──────── Information supplied

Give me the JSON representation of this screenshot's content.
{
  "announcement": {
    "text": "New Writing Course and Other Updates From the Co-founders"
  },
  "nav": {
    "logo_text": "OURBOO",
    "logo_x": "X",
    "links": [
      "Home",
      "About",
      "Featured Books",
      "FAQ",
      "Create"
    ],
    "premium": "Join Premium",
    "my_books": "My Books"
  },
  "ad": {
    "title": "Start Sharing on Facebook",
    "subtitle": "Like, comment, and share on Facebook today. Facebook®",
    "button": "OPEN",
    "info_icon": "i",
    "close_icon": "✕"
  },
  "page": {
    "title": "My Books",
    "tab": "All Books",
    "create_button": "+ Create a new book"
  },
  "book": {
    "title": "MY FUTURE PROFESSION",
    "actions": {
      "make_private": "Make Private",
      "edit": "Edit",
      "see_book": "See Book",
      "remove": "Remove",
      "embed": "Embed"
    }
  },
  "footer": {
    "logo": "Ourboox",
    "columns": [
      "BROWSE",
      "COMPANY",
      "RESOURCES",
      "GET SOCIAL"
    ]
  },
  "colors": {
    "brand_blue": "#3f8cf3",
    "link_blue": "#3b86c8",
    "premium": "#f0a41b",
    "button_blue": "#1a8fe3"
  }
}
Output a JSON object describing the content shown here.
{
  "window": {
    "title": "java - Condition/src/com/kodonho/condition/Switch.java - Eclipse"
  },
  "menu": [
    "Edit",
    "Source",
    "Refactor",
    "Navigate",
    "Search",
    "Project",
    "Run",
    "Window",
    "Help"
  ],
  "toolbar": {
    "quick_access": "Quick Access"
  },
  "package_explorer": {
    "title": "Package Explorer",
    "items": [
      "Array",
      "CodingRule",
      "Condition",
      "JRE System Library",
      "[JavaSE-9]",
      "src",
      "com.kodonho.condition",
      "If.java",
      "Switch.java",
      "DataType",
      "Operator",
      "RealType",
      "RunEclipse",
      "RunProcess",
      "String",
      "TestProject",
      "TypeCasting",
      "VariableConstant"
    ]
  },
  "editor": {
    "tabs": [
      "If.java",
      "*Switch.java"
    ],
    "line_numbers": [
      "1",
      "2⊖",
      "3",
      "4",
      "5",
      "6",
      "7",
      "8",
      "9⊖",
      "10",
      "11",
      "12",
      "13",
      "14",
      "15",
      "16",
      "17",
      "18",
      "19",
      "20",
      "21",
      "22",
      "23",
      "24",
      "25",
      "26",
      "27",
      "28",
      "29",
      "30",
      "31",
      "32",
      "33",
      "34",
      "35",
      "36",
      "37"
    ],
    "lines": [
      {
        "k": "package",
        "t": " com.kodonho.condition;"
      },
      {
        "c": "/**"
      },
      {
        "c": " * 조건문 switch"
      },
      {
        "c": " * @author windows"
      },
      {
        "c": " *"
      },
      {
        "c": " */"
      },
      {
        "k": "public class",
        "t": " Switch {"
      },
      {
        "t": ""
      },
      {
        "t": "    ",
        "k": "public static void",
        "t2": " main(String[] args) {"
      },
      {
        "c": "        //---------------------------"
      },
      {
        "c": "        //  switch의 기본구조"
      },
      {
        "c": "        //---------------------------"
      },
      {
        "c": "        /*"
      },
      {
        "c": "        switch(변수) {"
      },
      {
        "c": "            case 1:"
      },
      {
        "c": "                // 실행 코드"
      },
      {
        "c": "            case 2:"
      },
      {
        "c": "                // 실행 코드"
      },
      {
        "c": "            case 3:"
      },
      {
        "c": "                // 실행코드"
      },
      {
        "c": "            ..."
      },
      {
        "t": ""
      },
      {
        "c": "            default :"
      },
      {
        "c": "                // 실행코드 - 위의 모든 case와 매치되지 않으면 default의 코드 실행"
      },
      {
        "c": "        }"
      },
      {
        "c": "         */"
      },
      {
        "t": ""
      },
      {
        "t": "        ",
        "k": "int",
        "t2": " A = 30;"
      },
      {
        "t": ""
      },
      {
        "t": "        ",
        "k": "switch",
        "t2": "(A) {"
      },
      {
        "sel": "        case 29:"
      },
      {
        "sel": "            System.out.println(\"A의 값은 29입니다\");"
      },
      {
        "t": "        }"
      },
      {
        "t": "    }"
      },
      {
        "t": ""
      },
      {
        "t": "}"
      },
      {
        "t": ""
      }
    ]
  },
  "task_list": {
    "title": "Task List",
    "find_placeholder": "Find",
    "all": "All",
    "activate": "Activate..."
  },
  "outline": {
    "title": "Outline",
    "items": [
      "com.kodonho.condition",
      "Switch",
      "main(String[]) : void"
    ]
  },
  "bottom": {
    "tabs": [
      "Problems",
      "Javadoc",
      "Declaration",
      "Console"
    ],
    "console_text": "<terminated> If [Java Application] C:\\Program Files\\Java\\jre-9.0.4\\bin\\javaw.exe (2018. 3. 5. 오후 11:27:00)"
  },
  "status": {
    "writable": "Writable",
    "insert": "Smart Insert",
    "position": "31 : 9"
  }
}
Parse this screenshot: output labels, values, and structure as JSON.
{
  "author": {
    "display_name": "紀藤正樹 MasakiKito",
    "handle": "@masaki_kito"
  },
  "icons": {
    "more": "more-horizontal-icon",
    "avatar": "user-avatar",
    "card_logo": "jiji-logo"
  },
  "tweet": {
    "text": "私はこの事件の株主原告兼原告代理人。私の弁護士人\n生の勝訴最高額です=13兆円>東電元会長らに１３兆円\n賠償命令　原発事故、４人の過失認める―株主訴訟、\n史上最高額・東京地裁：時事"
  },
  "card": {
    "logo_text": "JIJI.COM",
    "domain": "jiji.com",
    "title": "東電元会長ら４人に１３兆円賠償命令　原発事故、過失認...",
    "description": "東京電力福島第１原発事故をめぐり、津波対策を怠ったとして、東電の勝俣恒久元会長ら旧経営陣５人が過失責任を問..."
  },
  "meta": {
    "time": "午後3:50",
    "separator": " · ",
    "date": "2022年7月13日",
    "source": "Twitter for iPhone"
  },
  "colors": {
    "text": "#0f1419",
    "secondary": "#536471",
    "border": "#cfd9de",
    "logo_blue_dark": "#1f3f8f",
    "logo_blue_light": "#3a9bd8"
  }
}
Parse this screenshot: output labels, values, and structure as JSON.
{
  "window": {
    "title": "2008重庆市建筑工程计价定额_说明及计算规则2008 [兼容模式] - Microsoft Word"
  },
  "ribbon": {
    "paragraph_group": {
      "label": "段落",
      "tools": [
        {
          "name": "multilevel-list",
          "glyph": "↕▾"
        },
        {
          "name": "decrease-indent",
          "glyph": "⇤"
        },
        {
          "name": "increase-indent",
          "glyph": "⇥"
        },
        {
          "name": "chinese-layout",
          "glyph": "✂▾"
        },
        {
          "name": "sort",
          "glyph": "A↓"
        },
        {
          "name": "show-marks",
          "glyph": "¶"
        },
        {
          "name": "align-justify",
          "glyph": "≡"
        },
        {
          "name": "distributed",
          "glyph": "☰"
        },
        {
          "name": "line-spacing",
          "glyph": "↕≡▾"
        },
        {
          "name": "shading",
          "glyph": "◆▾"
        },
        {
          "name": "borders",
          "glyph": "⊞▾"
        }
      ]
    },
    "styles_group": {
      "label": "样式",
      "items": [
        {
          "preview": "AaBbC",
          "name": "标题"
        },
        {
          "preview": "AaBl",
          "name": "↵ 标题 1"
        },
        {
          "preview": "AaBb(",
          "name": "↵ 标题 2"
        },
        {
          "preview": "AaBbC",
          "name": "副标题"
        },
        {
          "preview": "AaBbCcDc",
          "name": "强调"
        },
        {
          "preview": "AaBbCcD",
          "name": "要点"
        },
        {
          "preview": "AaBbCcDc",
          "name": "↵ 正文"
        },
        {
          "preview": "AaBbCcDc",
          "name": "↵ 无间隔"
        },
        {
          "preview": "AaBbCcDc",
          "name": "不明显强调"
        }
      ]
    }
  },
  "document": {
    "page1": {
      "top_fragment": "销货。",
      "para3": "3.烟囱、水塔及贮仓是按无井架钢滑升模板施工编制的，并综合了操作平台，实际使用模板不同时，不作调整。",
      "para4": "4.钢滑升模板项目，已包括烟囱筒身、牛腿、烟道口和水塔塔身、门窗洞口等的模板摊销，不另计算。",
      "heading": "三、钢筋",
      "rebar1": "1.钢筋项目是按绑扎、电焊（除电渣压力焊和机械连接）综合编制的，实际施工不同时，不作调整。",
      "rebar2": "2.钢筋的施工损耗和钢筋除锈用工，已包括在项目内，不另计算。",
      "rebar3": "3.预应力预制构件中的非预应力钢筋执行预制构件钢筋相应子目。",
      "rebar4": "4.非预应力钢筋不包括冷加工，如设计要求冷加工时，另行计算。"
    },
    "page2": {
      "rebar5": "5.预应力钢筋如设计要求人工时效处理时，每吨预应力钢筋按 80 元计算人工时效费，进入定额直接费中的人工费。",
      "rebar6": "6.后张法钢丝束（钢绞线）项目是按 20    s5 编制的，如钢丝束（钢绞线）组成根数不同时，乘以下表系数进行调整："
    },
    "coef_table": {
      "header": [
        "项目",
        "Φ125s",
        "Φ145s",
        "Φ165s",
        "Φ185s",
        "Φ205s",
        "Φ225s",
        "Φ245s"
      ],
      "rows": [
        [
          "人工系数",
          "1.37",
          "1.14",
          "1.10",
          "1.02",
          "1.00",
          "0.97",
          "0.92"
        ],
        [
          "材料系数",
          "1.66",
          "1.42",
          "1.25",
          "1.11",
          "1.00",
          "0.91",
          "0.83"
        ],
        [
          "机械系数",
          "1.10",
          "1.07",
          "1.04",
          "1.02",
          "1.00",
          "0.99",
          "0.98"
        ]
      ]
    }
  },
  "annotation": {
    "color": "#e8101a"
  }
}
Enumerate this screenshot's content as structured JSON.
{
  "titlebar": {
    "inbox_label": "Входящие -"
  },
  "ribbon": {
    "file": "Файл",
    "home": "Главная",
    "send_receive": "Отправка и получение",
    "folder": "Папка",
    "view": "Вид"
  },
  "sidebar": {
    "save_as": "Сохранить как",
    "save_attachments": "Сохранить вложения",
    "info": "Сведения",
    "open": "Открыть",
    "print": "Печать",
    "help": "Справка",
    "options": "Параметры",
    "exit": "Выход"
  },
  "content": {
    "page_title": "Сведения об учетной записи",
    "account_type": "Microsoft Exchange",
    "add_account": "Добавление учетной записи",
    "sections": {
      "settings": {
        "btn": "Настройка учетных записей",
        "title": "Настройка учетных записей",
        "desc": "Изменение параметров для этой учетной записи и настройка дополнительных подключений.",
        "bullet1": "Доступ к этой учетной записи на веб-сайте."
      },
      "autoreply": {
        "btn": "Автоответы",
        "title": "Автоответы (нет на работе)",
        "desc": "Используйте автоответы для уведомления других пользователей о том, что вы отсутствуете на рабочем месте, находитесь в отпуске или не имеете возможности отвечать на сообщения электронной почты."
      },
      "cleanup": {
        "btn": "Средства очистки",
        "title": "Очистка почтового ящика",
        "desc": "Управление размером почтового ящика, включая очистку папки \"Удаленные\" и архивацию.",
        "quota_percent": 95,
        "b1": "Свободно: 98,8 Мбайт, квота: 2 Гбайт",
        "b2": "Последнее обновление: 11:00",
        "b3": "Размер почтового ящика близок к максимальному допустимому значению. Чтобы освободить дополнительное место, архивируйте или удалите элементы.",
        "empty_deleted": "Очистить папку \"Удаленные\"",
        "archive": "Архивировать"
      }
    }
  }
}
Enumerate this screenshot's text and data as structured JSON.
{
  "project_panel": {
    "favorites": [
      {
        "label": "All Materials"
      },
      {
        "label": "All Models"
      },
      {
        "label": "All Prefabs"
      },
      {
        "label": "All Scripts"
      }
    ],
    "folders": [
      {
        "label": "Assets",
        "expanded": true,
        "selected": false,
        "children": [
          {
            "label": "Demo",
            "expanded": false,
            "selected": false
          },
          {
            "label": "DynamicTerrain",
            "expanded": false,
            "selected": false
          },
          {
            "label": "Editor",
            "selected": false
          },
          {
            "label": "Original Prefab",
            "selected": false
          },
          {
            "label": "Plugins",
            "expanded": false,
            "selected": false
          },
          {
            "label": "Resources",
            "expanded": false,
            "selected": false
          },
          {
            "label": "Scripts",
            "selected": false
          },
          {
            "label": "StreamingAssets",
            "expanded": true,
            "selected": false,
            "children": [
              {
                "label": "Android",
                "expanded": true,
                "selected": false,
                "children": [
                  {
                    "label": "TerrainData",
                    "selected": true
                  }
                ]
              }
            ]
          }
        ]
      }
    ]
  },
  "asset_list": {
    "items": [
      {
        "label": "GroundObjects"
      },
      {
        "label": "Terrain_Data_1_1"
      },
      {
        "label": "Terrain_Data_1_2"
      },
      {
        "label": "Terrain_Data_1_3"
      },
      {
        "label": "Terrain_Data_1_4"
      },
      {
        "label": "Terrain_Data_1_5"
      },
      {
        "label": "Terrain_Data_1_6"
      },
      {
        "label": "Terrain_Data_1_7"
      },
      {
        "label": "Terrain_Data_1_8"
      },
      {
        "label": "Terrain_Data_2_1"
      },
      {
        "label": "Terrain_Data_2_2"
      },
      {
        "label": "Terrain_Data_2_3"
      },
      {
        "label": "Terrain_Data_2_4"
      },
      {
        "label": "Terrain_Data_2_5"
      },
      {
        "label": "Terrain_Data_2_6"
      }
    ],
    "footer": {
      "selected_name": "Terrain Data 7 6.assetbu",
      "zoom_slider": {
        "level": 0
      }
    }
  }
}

────────────────

Go over the records above and tally each line that includes "glyph". Give the total by itself.

▶ The reply
11